**WHAT YOU SHOULD DO**
Pull every line that holds the word "Downloads" from the entries.
------------------------------------------------------------------------
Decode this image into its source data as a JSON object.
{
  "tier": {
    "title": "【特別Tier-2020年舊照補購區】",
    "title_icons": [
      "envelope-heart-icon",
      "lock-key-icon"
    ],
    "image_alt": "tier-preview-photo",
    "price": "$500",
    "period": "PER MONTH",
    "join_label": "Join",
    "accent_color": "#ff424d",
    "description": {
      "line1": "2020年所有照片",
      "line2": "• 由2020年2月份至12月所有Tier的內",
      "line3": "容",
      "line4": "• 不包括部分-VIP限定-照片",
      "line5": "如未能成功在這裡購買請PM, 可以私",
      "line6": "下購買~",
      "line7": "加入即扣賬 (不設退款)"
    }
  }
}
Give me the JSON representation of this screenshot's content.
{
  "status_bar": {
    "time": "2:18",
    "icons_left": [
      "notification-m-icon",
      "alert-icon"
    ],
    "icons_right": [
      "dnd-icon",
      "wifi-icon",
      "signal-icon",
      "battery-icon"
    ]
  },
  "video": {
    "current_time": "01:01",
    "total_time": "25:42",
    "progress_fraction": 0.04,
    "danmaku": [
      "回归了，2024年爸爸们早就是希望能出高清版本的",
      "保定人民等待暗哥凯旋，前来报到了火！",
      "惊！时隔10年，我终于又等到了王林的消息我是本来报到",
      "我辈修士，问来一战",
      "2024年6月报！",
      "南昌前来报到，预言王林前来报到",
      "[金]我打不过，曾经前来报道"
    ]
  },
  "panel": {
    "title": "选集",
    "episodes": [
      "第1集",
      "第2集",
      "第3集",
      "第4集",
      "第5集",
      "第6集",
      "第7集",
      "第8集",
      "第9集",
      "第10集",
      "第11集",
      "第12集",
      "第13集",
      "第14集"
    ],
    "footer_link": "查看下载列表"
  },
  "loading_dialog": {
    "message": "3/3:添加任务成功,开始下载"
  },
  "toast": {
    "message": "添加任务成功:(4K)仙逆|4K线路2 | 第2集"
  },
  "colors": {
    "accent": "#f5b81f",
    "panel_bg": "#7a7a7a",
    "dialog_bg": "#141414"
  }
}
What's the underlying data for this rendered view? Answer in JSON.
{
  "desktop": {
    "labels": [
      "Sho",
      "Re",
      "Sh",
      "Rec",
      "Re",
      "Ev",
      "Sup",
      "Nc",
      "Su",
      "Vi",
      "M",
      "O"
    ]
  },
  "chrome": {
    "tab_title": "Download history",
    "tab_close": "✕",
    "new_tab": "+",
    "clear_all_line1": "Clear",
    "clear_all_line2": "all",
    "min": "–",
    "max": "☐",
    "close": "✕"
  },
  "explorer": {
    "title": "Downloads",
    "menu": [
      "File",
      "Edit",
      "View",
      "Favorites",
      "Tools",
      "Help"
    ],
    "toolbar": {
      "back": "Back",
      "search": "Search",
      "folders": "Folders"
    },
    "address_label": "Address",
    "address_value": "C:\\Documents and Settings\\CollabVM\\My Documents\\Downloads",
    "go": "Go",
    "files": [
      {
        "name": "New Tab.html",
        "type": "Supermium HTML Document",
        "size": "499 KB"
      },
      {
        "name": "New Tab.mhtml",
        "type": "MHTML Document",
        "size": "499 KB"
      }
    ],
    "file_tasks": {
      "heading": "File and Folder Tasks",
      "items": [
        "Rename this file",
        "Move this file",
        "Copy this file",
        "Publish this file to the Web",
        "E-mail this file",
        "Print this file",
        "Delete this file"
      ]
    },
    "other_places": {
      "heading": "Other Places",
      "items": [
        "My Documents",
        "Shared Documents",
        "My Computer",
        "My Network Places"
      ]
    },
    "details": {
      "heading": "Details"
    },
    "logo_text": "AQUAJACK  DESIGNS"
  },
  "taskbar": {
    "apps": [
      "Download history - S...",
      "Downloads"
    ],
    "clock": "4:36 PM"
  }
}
------------------------------------------------------------------------
**REPLY TO THE TASK**
    "title": "Downloads",
    "address_value": "C:\\Documents and Settings\\CollabVM\\My Documents\\Downloads",
      "Downloads"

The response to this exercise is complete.